Job: Word for word, retype every entry in the listing.

Dataset records:

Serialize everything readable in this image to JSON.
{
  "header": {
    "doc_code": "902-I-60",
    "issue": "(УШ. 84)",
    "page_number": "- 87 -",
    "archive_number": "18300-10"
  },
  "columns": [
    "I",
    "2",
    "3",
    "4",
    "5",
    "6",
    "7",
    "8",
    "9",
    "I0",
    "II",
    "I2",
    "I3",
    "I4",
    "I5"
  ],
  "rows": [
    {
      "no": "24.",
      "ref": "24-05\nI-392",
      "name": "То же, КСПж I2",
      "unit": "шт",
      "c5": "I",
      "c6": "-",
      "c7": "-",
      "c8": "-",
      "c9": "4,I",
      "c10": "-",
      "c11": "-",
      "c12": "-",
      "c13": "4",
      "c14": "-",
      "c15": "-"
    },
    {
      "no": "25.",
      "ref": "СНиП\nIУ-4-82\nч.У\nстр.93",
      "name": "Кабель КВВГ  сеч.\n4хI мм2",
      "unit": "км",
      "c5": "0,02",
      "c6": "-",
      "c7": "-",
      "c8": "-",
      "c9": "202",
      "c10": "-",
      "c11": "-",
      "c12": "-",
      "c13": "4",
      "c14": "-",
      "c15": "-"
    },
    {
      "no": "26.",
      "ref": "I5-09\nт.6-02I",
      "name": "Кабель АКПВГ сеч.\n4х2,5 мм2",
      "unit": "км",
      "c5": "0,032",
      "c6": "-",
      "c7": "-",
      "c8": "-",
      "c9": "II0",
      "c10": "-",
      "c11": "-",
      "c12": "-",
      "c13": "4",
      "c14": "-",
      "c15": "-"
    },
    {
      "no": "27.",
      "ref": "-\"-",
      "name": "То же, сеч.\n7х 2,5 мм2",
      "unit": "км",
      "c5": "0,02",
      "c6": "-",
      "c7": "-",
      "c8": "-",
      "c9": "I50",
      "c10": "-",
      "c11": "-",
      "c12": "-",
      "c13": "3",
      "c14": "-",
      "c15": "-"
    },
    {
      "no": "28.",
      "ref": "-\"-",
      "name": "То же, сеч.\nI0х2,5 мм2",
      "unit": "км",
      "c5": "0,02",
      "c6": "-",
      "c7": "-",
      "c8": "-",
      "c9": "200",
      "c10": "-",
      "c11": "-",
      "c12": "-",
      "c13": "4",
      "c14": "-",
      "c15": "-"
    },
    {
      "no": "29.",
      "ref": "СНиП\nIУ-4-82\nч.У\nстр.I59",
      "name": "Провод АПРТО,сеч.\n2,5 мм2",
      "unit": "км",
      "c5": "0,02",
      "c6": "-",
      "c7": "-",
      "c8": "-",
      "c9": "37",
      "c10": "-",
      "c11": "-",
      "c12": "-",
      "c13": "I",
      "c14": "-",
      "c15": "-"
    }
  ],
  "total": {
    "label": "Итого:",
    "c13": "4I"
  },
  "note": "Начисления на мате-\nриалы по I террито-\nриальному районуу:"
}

Exercise solution:
Serialize everything readable in this image to JSON.
{
  "header": {
    "doc_code": "902-I-60",
    "issue": "(УШ. 84)",
    "page_number": "- 87 -",
    "archive_number": "18300-10"
  },
  "columns": [
    "I",
    "2",
    "3",
    "4",
    "5",
    "6",
    "7",
    "8",
    "9",
    "I0",
    "II",
    "I2",
    "I3",
    "I4",
    "I5"
  ],
  "rows": [
    {
      "no": "24.",
      "ref": "24-05\nI-392",
      "name": "То же, КСПж I2",
      "unit": "шт",
      "c5": "I",
      "c6": "-",
      "c7": "-",
      "c8": "-",
      "c9": "4,I",
      "c10": "-",
      "c11": "-",
      "c12": "-",
      "c13": "4",
      "c14": "-",
      "c15": "-"
    },
    {
      "no": "25.",
      "ref": "СНиП\nIУ-4-82\nч.У\nстр.93",
      "name": "Кабель КВВГ  сеч.\n4хI мм2",
      "unit": "км",
      "c5": "0,02",
      "c6": "-",
      "c7": "-",
      "c8": "-",
      "c9": "202",
      "c10": "-",
      "c11": "-",
      "c12": "-",
      "c13": "4",
      "c14": "-",
      "c15": "-"
    },
    {
      "no": "26.",
      "ref": "I5-09\nт.6-02I",
      "name": "Кабель АКПВГ сеч.\n4х2,5 мм2",
      "unit": "км",
      "c5": "0,032",
      "c6": "-",
      "c7": "-",
      "c8": "-",
      "c9": "II0",
      "c10": "-",
      "c11": "-",
      "c12": "-",
      "c13": "4",
      "c14": "-",
      "c15": "-"
    },
    {
      "no": "27.",
      "ref": "-\"-",
      "name": "То же, сеч.\n7х 2,5 мм2",
      "unit": "км",
      "c5": "0,02",
      "c6": "-",
      "c7": "-",
      "c8": "-",
      "c9": "I50",
      "c10": "-",
      "c11": "-",
      "c12": "-",
      "c13": "3",
      "c14": "-",
      "c15": "-"
    },
    {
      "no": "28.",
      "ref": "-\"-",
      "name": "То же, сеч.\nI0х2,5 мм2",
      "unit": "км",
      "c5": "0,02",
      "c6": "-",
      "c7": "-",
      "c8": "-",
      "c9": "200",
      "c10": "-",
      "c11": "-",
      "c12": "-",
      "c13": "4",
      "c14": "-",
      "c15": "-"
    },
    {
      "no": "29.",
      "ref": "СНиП\nIУ-4-82\nч.У\nстр.I59",
      "name": "Провод АПРТО,сеч.\n2,5 мм2",
      "unit": "км",
      "c5": "0,02",
      "c6": "-",
      "c7": "-",
      "c8": "-",
      "c9": "37",
      "c10": "-",
      "c11": "-",
      "c12": "-",
      "c13": "I",
      "c14": "-",
      "c15": "-"
    }
  ],
  "total": {
    "label": "Итого:",
    "c13": "4I"
  },
  "note": "Начисления на мате-\nриалы по I террито-\nриальному районуу:"
}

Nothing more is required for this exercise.